THE DATA START
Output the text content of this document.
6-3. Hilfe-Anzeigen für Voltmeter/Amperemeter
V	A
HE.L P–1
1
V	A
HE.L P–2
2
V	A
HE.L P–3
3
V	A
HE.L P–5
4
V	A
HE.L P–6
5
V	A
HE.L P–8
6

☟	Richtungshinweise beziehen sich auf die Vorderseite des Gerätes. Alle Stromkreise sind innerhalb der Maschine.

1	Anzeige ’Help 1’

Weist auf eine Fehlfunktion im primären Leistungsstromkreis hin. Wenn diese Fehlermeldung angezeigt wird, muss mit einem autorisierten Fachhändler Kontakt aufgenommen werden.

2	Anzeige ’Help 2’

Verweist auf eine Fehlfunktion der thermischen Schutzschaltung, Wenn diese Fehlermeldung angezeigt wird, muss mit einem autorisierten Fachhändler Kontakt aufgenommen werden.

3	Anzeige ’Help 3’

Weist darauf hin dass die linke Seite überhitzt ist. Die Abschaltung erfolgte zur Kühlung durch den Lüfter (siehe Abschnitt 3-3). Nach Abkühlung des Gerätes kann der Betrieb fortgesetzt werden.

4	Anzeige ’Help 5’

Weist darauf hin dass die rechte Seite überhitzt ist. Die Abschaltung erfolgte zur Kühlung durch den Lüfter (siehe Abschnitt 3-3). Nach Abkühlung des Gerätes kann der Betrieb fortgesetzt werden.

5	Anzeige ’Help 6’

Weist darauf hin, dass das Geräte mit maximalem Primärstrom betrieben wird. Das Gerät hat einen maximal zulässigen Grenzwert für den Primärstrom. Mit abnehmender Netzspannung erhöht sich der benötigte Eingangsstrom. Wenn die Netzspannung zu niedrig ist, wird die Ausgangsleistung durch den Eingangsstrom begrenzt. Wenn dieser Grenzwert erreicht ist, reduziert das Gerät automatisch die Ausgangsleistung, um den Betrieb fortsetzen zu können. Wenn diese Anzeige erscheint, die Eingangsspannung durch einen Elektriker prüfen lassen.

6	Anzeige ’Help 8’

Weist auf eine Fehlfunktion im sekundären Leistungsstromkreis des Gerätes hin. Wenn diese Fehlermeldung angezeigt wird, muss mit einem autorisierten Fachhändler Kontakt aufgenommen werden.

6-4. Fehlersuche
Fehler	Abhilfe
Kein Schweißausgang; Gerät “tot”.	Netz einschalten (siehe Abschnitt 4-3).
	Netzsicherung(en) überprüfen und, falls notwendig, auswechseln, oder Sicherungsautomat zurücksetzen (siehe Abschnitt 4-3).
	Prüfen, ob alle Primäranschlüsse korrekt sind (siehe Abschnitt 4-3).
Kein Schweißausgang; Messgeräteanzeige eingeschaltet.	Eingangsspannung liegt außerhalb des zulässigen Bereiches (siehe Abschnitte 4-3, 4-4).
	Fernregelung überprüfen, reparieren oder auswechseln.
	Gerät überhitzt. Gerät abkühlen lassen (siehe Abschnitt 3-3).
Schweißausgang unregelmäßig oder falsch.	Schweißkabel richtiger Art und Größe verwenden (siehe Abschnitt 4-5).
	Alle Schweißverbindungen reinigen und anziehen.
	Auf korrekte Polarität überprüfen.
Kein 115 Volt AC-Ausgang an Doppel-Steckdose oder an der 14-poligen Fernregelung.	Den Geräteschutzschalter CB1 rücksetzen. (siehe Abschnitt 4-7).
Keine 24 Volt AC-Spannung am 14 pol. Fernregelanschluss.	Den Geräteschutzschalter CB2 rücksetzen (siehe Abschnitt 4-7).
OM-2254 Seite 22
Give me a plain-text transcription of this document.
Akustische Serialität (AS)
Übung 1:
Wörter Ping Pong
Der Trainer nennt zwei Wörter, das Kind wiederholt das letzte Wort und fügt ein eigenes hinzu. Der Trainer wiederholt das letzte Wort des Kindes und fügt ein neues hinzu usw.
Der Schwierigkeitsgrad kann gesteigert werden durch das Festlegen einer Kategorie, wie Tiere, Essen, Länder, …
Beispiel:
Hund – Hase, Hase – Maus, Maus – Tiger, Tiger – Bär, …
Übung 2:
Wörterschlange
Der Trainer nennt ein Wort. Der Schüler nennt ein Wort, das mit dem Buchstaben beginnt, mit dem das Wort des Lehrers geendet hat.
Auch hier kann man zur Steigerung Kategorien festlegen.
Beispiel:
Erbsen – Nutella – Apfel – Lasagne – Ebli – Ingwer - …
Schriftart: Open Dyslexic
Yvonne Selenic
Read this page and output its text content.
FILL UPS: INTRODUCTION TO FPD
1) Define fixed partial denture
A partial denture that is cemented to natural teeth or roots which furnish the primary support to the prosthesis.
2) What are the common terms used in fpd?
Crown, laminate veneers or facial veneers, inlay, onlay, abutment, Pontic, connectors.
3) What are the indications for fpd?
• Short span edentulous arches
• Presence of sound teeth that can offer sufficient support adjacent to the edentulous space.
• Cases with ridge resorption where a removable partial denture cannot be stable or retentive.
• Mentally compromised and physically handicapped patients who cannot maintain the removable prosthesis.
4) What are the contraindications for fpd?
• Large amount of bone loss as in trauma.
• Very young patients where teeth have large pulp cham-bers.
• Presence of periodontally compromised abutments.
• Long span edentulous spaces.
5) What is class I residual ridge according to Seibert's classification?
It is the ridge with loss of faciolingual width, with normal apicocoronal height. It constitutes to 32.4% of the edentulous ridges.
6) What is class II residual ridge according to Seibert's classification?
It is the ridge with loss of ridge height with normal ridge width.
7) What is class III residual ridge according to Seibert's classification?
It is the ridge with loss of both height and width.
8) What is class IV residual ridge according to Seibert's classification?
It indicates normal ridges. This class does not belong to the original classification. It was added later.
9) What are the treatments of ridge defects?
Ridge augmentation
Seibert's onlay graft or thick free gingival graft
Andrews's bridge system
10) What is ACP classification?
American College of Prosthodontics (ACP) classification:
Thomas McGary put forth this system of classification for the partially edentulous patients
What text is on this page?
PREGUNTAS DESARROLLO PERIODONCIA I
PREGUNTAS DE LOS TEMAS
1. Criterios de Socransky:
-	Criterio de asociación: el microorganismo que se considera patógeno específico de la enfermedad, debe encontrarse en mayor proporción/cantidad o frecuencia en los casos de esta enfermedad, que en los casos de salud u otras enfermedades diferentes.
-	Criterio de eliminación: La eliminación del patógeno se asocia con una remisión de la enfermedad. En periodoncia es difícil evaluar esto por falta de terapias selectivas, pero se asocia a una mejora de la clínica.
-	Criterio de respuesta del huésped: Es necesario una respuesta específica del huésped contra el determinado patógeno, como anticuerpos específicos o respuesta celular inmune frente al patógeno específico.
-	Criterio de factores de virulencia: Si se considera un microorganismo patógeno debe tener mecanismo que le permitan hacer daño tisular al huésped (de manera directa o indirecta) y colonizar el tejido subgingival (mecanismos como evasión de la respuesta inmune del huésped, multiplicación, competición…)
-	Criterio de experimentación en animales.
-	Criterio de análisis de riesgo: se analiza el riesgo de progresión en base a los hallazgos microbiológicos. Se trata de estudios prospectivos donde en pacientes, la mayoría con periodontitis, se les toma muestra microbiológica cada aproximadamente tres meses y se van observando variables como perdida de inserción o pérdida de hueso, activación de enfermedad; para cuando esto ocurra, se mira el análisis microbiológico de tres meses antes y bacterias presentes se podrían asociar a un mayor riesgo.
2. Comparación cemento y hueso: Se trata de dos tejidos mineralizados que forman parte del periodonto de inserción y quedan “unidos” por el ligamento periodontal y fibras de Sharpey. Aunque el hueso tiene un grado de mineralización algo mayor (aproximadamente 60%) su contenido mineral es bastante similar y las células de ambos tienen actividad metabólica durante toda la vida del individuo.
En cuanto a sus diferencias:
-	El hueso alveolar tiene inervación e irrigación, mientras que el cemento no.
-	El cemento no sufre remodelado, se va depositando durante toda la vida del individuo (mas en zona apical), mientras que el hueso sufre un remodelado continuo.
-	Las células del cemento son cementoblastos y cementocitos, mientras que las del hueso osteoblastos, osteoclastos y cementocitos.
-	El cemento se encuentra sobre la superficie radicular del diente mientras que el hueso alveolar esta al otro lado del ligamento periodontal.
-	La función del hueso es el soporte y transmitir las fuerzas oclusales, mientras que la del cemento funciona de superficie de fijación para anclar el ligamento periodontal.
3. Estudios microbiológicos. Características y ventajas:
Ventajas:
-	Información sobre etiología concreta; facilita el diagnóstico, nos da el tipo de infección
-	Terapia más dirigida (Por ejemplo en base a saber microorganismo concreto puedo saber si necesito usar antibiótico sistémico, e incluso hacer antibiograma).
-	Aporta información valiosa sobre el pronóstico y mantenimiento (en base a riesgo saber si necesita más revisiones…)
THE DATA END
> **ASSIGNMENT**: Would you please return every line in the listing where "durch" shows up?

> **ANSWER SECTION**:
Weist darauf hin dass die linke Seite überhitzt ist. Die Abschaltung erfolgte zur Kühlung durch den Lüfter (siehe Abschnitt 3-3). Nach Abkühlung des Gerätes kann der Betrieb fortgesetzt werden.
Weist darauf hin dass die rechte Seite überhitzt ist. Die Abschaltung erfolgte zur Kühlung durch den Lüfter (siehe Abschnitt 3-3). Nach Abkühlung des Gerätes kann der Betrieb fortgesetzt werden.
Weist darauf hin, dass das Geräte mit maximalem Primärstrom betrieben wird. Das Gerät hat einen maximal zulässigen Grenzwert für den Primärstrom. Mit abnehmender Netzspannung erhöht sich der benötigte Eingangsstrom. Wenn die Netzspannung zu niedrig ist, wird die Ausgangsleistung durch den Eingangsstrom begrenzt. Wenn dieser Grenzwert erreicht ist, reduziert das Gerät automatisch die Ausgangsleistung, um den Betrieb fortsetzen zu können. Wenn diese Anzeige erscheint, die Eingangsspannung durch einen Elektriker prüfen lassen.
Der Schwierigkeitsgrad kann gesteigert werden durch das Festlegen einer Kategorie, wie Tiere, Essen, Länder, …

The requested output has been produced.